_INPUT MATERIAL_.

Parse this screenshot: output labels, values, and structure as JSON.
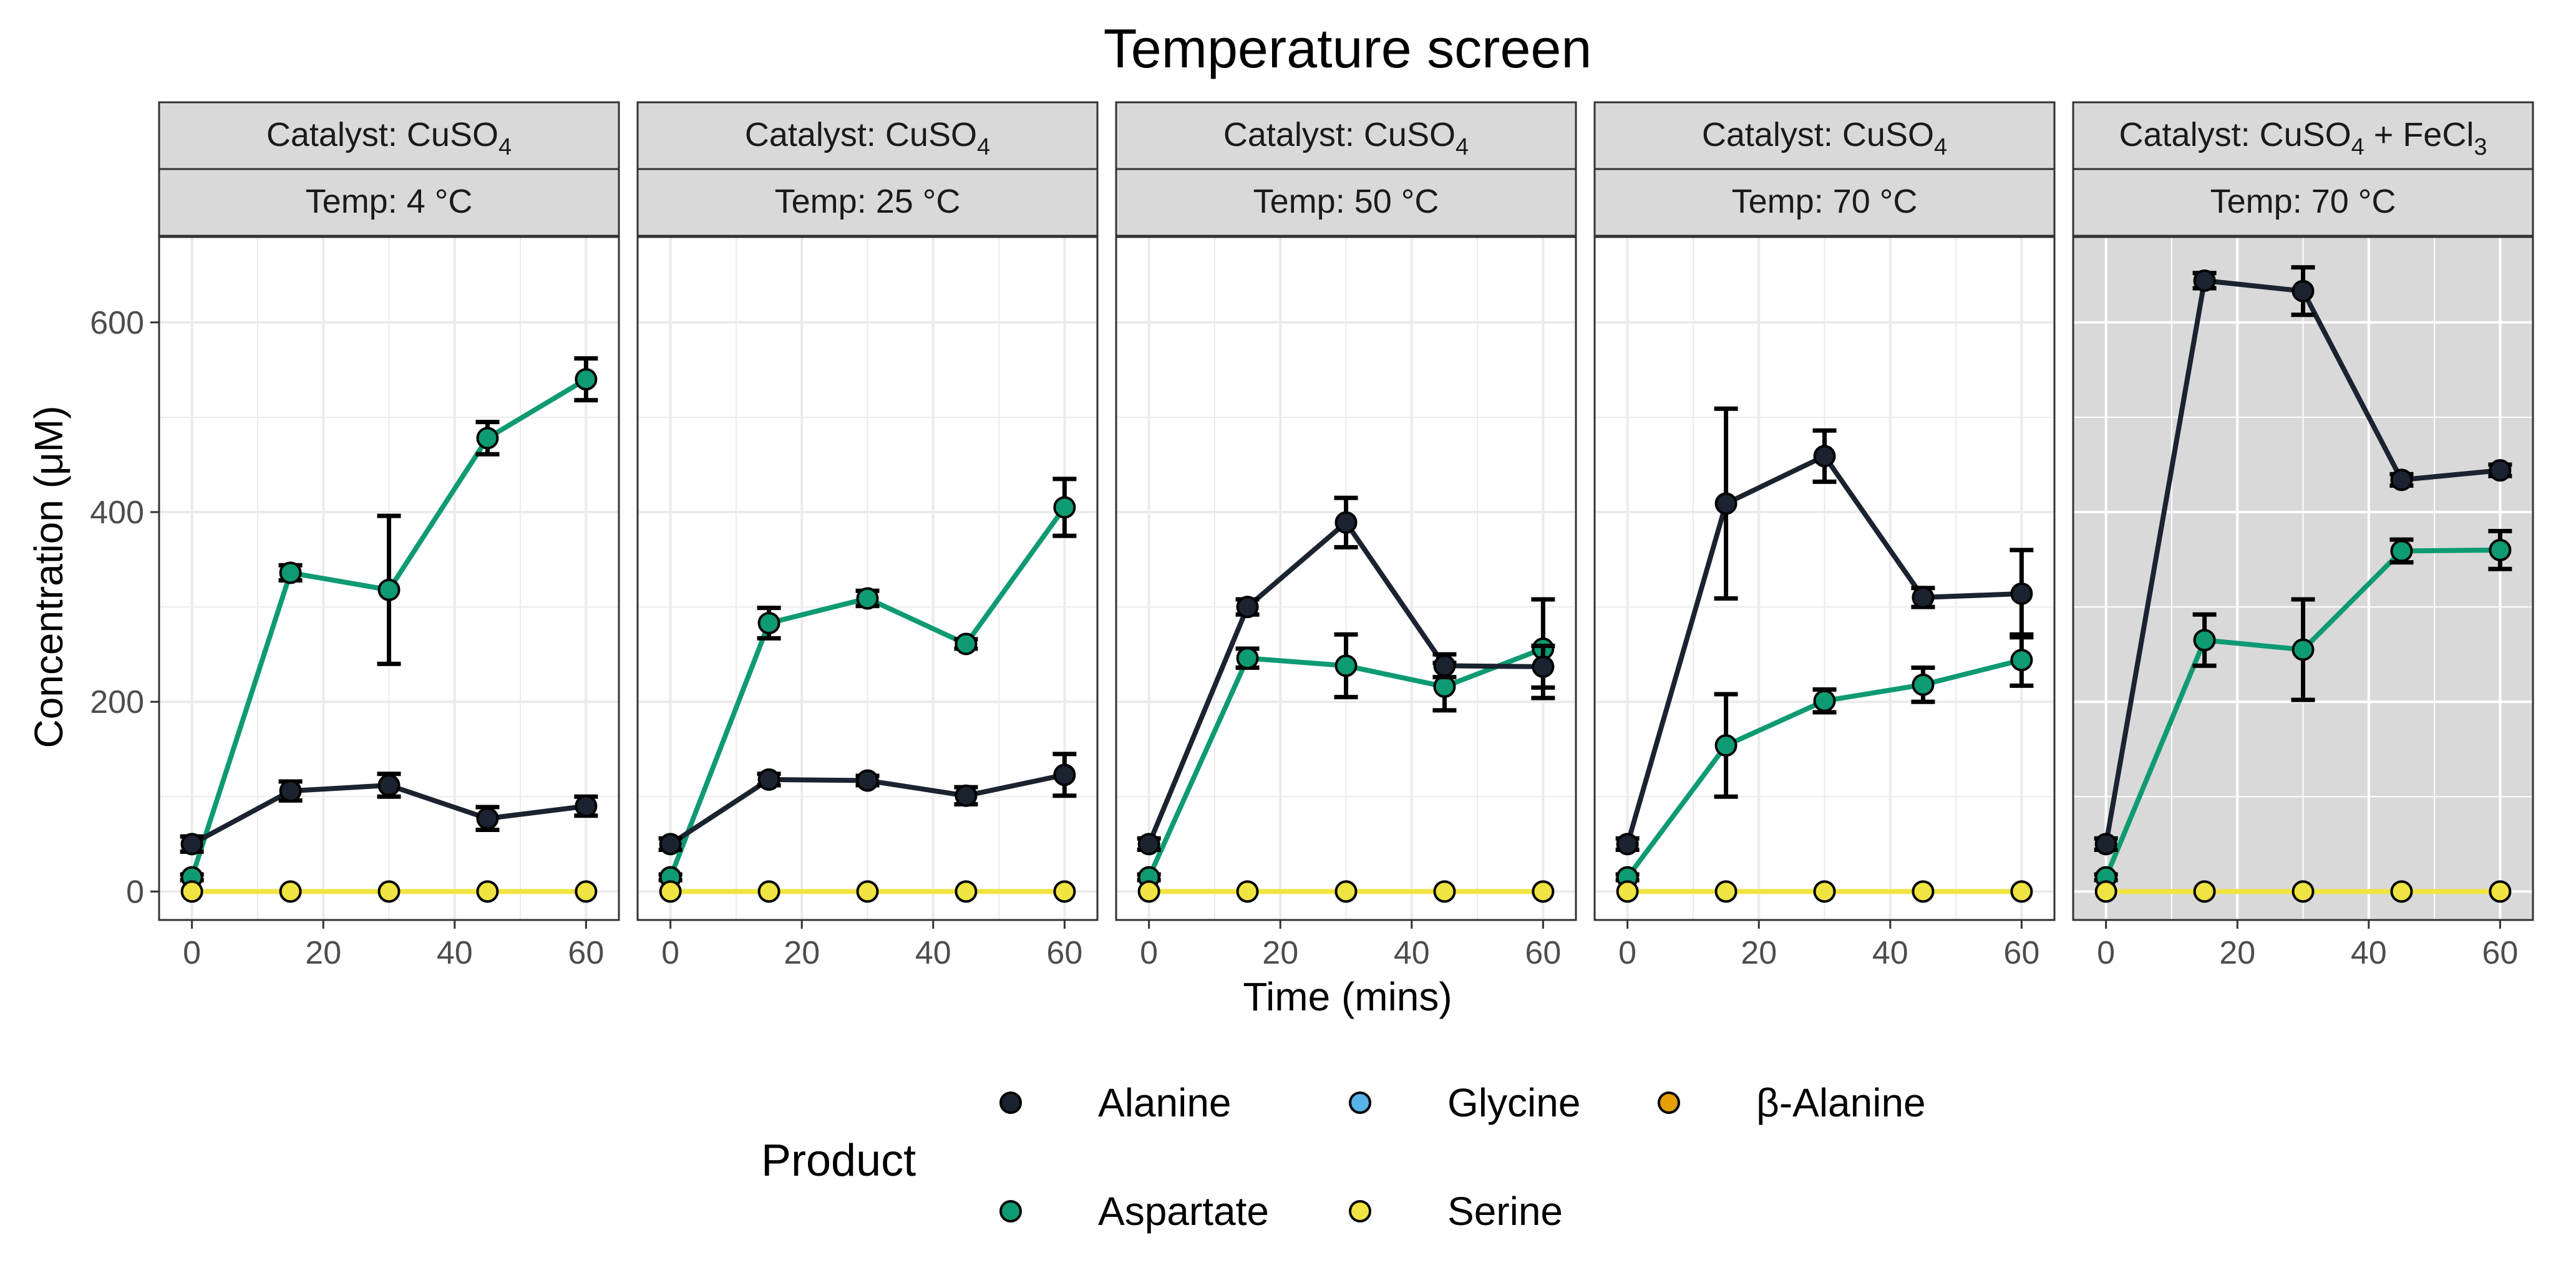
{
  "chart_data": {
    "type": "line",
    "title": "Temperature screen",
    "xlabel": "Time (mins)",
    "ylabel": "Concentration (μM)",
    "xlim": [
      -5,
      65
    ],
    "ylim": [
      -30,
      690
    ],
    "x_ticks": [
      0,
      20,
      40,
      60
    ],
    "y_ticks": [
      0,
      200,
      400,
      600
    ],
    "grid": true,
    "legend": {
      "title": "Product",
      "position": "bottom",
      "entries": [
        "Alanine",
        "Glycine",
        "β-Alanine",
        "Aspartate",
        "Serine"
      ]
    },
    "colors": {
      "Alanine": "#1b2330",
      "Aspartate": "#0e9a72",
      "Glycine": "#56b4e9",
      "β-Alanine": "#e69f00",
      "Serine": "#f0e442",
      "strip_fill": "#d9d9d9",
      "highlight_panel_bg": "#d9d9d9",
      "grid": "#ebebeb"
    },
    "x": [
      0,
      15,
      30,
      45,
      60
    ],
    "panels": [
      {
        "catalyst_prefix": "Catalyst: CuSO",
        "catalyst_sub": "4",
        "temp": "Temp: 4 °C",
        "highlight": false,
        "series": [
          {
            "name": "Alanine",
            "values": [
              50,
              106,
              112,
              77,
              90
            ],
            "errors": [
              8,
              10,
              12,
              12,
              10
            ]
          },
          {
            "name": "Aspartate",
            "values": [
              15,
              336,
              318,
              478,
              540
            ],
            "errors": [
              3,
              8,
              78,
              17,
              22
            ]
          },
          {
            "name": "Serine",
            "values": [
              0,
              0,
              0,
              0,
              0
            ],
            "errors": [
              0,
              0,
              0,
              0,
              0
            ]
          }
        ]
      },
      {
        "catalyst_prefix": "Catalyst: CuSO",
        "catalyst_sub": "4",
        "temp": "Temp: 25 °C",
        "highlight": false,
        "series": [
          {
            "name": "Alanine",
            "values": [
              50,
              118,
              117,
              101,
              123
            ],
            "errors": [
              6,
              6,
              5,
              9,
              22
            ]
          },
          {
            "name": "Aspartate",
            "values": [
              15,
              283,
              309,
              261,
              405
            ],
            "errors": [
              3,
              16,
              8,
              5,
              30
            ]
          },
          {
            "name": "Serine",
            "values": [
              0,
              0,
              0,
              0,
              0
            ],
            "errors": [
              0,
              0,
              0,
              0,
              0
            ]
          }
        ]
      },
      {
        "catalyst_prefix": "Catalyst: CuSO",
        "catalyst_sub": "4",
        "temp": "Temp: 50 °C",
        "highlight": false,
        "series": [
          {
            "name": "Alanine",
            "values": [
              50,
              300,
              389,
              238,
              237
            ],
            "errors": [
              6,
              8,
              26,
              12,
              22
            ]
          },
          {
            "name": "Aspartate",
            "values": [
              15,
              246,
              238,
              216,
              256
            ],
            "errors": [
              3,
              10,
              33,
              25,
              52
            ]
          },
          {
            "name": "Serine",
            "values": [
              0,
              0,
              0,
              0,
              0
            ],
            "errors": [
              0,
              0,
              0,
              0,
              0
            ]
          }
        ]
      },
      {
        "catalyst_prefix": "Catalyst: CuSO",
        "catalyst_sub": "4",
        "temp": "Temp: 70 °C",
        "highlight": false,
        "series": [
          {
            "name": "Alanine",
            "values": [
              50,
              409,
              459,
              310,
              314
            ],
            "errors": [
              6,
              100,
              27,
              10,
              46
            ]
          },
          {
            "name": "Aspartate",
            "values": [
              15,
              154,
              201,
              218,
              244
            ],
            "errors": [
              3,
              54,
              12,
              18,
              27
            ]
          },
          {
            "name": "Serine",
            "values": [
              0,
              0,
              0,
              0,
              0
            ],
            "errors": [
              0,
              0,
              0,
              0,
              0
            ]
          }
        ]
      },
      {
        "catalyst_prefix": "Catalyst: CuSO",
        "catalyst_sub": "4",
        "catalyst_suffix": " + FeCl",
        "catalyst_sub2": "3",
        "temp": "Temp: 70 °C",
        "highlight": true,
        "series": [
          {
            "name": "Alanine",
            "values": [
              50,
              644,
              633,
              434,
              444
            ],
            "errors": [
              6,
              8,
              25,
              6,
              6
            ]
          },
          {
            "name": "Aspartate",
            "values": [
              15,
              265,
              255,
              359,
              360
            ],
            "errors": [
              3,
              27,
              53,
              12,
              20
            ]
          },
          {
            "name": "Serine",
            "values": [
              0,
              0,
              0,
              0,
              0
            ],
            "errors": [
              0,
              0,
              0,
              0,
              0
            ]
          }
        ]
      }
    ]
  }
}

_WHAT IS ASKED_.
Retype each record exactly as it stands, but do not include the pictures.

_TASK RESPONSE_.
Parse this screenshot: output labels, values, and structure as JSON.
{
  "chart_data": {
    "type": "line",
    "title": "Temperature screen",
    "xlabel": "Time (mins)",
    "ylabel": "Concentration (μM)",
    "xlim": [
      -5,
      65
    ],
    "ylim": [
      -30,
      690
    ],
    "x_ticks": [
      0,
      20,
      40,
      60
    ],
    "y_ticks": [
      0,
      200,
      400,
      600
    ],
    "grid": true,
    "legend": {
      "title": "Product",
      "position": "bottom",
      "entries": [
        "Alanine",
        "Glycine",
        "β-Alanine",
        "Aspartate",
        "Serine"
      ]
    },
    "colors": {
      "Alanine": "#1b2330",
      "Aspartate": "#0e9a72",
      "Glycine": "#56b4e9",
      "β-Alanine": "#e69f00",
      "Serine": "#f0e442",
      "strip_fill": "#d9d9d9",
      "highlight_panel_bg": "#d9d9d9",
      "grid": "#ebebeb"
    },
    "x": [
      0,
      15,
      30,
      45,
      60
    ],
    "panels": [
      {
        "catalyst_prefix": "Catalyst: CuSO",
        "catalyst_sub": "4",
        "temp": "Temp: 4 °C",
        "highlight": false,
        "series": [
          {
            "name": "Alanine",
            "values": [
              50,
              106,
              112,
              77,
              90
            ],
            "errors": [
              8,
              10,
              12,
              12,
              10
            ]
          },
          {
            "name": "Aspartate",
            "values": [
              15,
              336,
              318,
              478,
              540
            ],
            "errors": [
              3,
              8,
              78,
              17,
              22
            ]
          },
          {
            "name": "Serine",
            "values": [
              0,
              0,
              0,
              0,
              0
            ],
            "errors": [
              0,
              0,
              0,
              0,
              0
            ]
          }
        ]
      },
      {
        "catalyst_prefix": "Catalyst: CuSO",
        "catalyst_sub": "4",
        "temp": "Temp: 25 °C",
        "highlight": false,
        "series": [
          {
            "name": "Alanine",
            "values": [
              50,
              118,
              117,
              101,
              123
            ],
            "errors": [
              6,
              6,
              5,
              9,
              22
            ]
          },
          {
            "name": "Aspartate",
            "values": [
              15,
              283,
              309,
              261,
              405
            ],
            "errors": [
              3,
              16,
              8,
              5,
              30
            ]
          },
          {
            "name": "Serine",
            "values": [
              0,
              0,
              0,
              0,
              0
            ],
            "errors": [
              0,
              0,
              0,
              0,
              0
            ]
          }
        ]
      },
      {
        "catalyst_prefix": "Catalyst: CuSO",
        "catalyst_sub": "4",
        "temp": "Temp: 50 °C",
        "highlight": false,
        "series": [
          {
            "name": "Alanine",
            "values": [
              50,
              300,
              389,
              238,
              237
            ],
            "errors": [
              6,
              8,
              26,
              12,
              22
            ]
          },
          {
            "name": "Aspartate",
            "values": [
              15,
              246,
              238,
              216,
              256
            ],
            "errors": [
              3,
              10,
              33,
              25,
              52
            ]
          },
          {
            "name": "Serine",
            "values": [
              0,
              0,
              0,
              0,
              0
            ],
            "errors": [
              0,
              0,
              0,
              0,
              0
            ]
          }
        ]
      },
      {
        "catalyst_prefix": "Catalyst: CuSO",
        "catalyst_sub": "4",
        "temp": "Temp: 70 °C",
        "highlight": false,
        "series": [
          {
            "name": "Alanine",
            "values": [
              50,
              409,
              459,
              310,
              314
            ],
            "errors": [
              6,
              100,
              27,
              10,
              46
            ]
          },
          {
            "name": "Aspartate",
            "values": [
              15,
              154,
              201,
              218,
              244
            ],
            "errors": [
              3,
              54,
              12,
              18,
              27
            ]
          },
          {
            "name": "Serine",
            "values": [
              0,
              0,
              0,
              0,
              0
            ],
            "errors": [
              0,
              0,
              0,
              0,
              0
            ]
          }
        ]
      },
      {
        "catalyst_prefix": "Catalyst: CuSO",
        "catalyst_sub": "4",
        "catalyst_suffix": " + FeCl",
        "catalyst_sub2": "3",
        "temp": "Temp: 70 °C",
        "highlight": true,
        "series": [
          {
            "name": "Alanine",
            "values": [
              50,
              644,
              633,
              434,
              444
            ],
            "errors": [
              6,
              8,
              25,
              6,
              6
            ]
          },
          {
            "name": "Aspartate",
            "values": [
              15,
              265,
              255,
              359,
              360
            ],
            "errors": [
              3,
              27,
              53,
              12,
              20
            ]
          },
          {
            "name": "Serine",
            "values": [
              0,
              0,
              0,
              0,
              0
            ],
            "errors": [
              0,
              0,
              0,
              0,
              0
            ]
          }
        ]
      }
    ]
  }
}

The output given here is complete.